**Exercise:** Can you return the listing word for word, from its first line up to and including the line with "video-title: Htalks En"?

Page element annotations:

########################################

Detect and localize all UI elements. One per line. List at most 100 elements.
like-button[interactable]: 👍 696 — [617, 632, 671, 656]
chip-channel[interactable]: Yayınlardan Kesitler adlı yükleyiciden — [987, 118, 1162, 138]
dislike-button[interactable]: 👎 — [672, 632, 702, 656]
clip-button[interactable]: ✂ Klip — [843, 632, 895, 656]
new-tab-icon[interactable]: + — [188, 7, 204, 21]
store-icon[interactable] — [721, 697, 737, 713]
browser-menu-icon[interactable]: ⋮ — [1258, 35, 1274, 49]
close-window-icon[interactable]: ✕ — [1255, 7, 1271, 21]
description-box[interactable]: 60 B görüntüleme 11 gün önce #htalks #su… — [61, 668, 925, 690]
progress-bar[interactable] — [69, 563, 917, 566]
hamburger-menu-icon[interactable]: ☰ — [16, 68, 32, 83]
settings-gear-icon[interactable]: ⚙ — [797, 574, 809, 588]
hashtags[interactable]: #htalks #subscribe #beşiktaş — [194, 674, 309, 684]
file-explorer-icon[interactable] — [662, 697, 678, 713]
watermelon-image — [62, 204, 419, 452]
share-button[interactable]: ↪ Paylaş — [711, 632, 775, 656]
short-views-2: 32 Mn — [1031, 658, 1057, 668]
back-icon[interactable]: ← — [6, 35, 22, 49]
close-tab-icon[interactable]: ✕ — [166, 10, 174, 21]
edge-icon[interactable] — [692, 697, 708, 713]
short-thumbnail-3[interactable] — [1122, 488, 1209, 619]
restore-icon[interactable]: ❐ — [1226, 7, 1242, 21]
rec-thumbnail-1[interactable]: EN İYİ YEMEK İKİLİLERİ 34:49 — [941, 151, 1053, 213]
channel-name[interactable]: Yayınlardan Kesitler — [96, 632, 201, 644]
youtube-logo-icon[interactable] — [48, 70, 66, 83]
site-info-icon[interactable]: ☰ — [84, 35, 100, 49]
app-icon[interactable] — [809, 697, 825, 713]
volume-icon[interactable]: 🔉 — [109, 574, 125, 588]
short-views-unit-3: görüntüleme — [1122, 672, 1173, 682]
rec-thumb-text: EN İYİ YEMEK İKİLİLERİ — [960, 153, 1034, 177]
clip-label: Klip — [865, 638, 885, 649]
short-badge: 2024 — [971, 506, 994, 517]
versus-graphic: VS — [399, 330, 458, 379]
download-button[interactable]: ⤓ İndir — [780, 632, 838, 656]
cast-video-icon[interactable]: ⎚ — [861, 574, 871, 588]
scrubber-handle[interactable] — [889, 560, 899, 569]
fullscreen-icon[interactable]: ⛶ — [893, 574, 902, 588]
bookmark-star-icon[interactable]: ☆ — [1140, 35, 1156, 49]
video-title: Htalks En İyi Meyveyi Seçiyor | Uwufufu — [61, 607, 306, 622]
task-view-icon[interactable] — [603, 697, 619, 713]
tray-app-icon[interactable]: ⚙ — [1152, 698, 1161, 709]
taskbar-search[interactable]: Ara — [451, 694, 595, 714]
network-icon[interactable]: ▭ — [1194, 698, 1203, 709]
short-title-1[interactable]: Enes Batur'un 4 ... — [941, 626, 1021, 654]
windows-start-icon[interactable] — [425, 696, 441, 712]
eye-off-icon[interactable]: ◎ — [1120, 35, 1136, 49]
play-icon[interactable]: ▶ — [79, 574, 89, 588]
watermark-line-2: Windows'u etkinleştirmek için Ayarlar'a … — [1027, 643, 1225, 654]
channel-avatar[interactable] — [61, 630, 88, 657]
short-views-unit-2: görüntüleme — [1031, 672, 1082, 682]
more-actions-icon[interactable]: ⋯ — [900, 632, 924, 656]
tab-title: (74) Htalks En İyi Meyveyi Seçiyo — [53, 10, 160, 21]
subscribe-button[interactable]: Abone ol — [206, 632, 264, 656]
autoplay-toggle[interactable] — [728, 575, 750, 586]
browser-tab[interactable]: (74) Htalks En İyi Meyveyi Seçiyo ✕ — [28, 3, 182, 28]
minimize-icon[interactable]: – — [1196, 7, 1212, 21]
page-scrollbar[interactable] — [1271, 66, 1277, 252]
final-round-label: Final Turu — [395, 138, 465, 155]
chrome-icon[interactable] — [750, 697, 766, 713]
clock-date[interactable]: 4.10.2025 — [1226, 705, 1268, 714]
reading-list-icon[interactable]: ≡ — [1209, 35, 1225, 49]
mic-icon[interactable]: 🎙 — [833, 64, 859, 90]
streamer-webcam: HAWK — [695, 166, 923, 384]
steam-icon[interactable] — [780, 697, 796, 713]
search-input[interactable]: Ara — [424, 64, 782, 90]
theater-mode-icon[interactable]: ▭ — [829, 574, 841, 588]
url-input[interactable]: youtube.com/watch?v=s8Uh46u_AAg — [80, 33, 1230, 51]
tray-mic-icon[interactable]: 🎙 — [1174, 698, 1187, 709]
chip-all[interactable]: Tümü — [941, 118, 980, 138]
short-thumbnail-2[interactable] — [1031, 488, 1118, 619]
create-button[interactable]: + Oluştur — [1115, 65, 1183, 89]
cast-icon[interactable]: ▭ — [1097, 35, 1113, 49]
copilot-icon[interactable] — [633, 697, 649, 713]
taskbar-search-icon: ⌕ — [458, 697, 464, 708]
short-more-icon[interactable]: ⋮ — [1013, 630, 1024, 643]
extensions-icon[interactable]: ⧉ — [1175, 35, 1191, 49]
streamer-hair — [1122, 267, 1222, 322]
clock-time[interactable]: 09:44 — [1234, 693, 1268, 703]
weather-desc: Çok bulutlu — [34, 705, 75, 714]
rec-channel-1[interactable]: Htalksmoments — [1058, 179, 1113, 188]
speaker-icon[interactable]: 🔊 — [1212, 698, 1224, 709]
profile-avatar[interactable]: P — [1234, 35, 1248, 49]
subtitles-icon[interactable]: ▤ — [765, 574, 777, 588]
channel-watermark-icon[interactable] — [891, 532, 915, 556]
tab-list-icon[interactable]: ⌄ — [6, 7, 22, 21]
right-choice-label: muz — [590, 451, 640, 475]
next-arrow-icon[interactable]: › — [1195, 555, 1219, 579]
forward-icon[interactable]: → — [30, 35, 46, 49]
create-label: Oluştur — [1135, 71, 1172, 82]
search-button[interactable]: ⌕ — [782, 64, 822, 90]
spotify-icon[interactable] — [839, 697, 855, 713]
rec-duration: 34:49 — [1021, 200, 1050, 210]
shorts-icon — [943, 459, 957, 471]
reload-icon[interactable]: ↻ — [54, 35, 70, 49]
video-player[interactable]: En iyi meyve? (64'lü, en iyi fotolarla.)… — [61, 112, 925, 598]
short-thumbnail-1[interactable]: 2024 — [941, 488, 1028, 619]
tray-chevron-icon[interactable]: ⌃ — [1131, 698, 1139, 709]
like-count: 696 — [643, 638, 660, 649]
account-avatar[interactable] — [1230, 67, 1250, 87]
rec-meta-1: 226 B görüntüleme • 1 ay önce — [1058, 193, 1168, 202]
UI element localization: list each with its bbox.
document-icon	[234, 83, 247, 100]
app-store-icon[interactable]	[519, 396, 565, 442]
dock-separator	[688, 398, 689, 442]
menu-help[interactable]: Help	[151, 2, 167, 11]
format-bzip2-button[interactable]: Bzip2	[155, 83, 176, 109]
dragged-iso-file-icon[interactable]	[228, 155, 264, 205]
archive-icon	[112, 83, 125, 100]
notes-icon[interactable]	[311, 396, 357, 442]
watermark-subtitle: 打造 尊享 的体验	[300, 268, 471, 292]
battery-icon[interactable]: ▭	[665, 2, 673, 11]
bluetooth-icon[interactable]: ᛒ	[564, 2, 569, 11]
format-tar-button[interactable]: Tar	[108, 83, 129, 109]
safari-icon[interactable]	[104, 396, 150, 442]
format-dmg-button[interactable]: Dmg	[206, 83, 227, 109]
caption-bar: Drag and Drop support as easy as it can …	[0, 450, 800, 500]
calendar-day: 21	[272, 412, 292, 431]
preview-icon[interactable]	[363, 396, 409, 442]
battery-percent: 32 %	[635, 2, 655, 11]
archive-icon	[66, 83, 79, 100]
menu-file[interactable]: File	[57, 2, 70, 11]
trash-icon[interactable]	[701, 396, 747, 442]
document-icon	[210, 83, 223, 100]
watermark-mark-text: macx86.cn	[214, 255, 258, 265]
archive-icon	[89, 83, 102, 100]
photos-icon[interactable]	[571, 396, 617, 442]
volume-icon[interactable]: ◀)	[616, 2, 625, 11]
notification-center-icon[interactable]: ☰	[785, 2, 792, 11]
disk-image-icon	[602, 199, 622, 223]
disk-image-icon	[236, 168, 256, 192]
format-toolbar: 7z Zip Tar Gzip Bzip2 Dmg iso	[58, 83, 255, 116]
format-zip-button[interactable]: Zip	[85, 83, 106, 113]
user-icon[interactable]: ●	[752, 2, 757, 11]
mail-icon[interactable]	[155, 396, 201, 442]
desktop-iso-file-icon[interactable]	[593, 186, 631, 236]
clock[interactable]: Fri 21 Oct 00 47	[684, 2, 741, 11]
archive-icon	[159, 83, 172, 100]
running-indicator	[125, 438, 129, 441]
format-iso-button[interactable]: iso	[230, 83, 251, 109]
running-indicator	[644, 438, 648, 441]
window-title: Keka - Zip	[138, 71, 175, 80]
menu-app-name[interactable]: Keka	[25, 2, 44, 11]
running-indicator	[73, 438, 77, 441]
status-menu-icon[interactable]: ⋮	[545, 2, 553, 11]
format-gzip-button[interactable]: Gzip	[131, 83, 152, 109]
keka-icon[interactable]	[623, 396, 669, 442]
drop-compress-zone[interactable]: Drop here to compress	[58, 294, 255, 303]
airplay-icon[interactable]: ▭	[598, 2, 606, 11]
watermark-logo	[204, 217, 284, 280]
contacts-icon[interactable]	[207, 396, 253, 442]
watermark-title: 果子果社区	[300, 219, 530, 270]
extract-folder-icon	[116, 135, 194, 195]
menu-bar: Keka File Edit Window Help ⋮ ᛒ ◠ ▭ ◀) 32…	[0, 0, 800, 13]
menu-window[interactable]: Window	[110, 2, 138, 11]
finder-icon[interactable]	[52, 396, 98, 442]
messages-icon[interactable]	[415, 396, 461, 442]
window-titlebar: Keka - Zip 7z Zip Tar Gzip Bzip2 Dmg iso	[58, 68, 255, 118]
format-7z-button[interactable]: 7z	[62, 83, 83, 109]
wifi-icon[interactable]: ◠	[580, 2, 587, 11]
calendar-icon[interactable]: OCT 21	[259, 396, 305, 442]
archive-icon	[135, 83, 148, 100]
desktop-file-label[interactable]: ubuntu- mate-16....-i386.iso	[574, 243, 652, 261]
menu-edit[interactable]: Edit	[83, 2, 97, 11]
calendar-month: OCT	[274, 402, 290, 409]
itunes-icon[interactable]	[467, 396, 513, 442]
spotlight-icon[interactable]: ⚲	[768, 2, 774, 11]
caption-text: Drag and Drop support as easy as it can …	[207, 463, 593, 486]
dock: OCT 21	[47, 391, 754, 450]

########################################

**Solved exercise:**
Detect and localize all UI elements. One per line. List at most 100 elements.
like-button[interactable]: 👍 696 — [617, 632, 671, 656]
chip-channel[interactable]: Yayınlardan Kesitler adlı yükleyiciden — [987, 118, 1162, 138]
dislike-button[interactable]: 👎 — [672, 632, 702, 656]
clip-button[interactable]: ✂ Klip — [843, 632, 895, 656]
new-tab-icon[interactable]: + — [188, 7, 204, 21]
store-icon[interactable] — [721, 697, 737, 713]
browser-menu-icon[interactable]: ⋮ — [1258, 35, 1274, 49]
close-window-icon[interactable]: ✕ — [1255, 7, 1271, 21]
description-box[interactable]: 60 B görüntüleme 11 gün önce #htalks #su… — [61, 668, 925, 690]
progress-bar[interactable] — [69, 563, 917, 566]
hamburger-menu-icon[interactable]: ☰ — [16, 68, 32, 83]
settings-gear-icon[interactable]: ⚙ — [797, 574, 809, 588]
hashtags[interactable]: #htalks #subscribe #beşiktaş — [194, 674, 309, 684]
file-explorer-icon[interactable] — [662, 697, 678, 713]
watermelon-image — [62, 204, 419, 452]
share-button[interactable]: ↪ Paylaş — [711, 632, 775, 656]
short-views-2: 32 Mn — [1031, 658, 1057, 668]
back-icon[interactable]: ← — [6, 35, 22, 49]
close-tab-icon[interactable]: ✕ — [166, 10, 174, 21]
edge-icon[interactable] — [692, 697, 708, 713]
short-thumbnail-3[interactable] — [1122, 488, 1209, 619]
restore-icon[interactable]: ❐ — [1226, 7, 1242, 21]
rec-thumbnail-1[interactable]: EN İYİ YEMEK İKİLİLERİ 34:49 — [941, 151, 1053, 213]
channel-name[interactable]: Yayınlardan Kesitler — [96, 632, 201, 644]
youtube-logo-icon[interactable] — [48, 70, 66, 83]
site-info-icon[interactable]: ☰ — [84, 35, 100, 49]
app-icon[interactable] — [809, 697, 825, 713]
volume-icon[interactable]: 🔉 — [109, 574, 125, 588]
short-views-unit-3: görüntüleme — [1122, 672, 1173, 682]
rec-thumb-text: EN İYİ YEMEK İKİLİLERİ — [960, 153, 1034, 177]
clip-label: Klip — [865, 638, 885, 649]
short-badge: 2024 — [971, 506, 994, 517]
versus-graphic: VS — [399, 330, 458, 379]
download-button[interactable]: ⤓ İndir — [780, 632, 838, 656]
cast-video-icon[interactable]: ⎚ — [861, 574, 871, 588]
scrubber-handle[interactable] — [889, 560, 899, 569]
fullscreen-icon[interactable]: ⛶ — [893, 574, 902, 588]
bookmark-star-icon[interactable]: ☆ — [1140, 35, 1156, 49]
video-title: Htalks En İyi Meyveyi Seçiyor | Uwufufu — [61, 607, 306, 622]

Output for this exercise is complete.